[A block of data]

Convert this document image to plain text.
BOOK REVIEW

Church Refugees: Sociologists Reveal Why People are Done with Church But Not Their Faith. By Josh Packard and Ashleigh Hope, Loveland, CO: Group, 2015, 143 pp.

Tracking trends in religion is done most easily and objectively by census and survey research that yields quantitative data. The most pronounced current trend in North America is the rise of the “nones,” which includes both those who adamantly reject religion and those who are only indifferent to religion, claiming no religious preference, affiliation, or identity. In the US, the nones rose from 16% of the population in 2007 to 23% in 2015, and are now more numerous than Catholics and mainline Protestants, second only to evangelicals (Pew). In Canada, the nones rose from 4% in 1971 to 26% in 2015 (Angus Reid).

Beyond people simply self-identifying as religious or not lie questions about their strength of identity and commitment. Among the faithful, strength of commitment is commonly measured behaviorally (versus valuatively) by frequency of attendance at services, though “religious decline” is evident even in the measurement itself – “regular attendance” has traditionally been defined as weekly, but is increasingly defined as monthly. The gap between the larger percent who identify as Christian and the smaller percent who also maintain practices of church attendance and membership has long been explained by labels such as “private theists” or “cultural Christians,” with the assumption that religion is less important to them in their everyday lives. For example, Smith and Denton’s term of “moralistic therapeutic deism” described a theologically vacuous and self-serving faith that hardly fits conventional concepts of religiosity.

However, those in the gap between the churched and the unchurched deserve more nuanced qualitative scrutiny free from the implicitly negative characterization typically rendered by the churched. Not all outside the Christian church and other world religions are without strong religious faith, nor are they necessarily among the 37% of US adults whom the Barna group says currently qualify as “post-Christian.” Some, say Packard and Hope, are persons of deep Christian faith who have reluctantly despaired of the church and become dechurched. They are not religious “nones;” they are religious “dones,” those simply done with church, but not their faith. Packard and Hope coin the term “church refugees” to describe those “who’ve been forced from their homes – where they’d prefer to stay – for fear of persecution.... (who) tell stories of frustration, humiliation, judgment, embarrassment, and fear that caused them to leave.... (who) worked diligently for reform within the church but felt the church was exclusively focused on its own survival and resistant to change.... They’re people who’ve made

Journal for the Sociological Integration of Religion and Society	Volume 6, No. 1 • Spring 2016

* THE PROBLEM *
Copy out all of the data exactly, leaving nothing out.

* SOLUTION *
Convert this document image to plain text.
BOOK REVIEW

Church Refugees: Sociologists Reveal Why People are Done with Church But Not Their Faith. By Josh Packard and Ashleigh Hope, Loveland, CO: Group, 2015, 143 pp.

Tracking trends in religion is done most easily and objectively by census and survey research that yields quantitative data. The most pronounced current trend in North America is the rise of the “nones,” which includes both those who adamantly reject religion and those who are only indifferent to religion, claiming no religious preference, affiliation, or identity. In the US, the nones rose from 16% of the population in 2007 to 23% in 2015, and are now more numerous than Catholics and mainline Protestants, second only to evangelicals (Pew). In Canada, the nones rose from 4% in 1971 to 26% in 2015 (Angus Reid).

Beyond people simply self-identifying as religious or not lie questions about their strength of identity and commitment. Among the faithful, strength of commitment is commonly measured behaviorally (versus valuatively) by frequency of attendance at services, though “religious decline” is evident even in the measurement itself – “regular attendance” has traditionally been defined as weekly, but is increasingly defined as monthly. The gap between the larger percent who identify as Christian and the smaller percent who also maintain practices of church attendance and membership has long been explained by labels such as “private theists” or “cultural Christians,” with the assumption that religion is less important to them in their everyday lives. For example, Smith and Denton’s term of “moralistic therapeutic deism” described a theologically vacuous and self-serving faith that hardly fits conventional concepts of religiosity.

However, those in the gap between the churched and the unchurched deserve more nuanced qualitative scrutiny free from the implicitly negative characterization typically rendered by the churched. Not all outside the Christian church and other world religions are without strong religious faith, nor are they necessarily among the 37% of US adults whom the Barna group says currently qualify as “post-Christian.” Some, say Packard and Hope, are persons of deep Christian faith who have reluctantly despaired of the church and become dechurched. They are not religious “nones;” they are religious “dones,” those simply done with church, but not their faith. Packard and Hope coin the term “church refugees” to describe those “who’ve been forced from their homes – where they’d prefer to stay – for fear of persecution.... (who) tell stories of frustration, humiliation, judgment, embarrassment, and fear that caused them to leave.... (who) worked diligently for reform within the church but felt the church was exclusively focused on its own survival and resistant to change.... They’re people who’ve made

Journal for the Sociological Integration of Religion and Society	Volume 6, No. 1 • Spring 2016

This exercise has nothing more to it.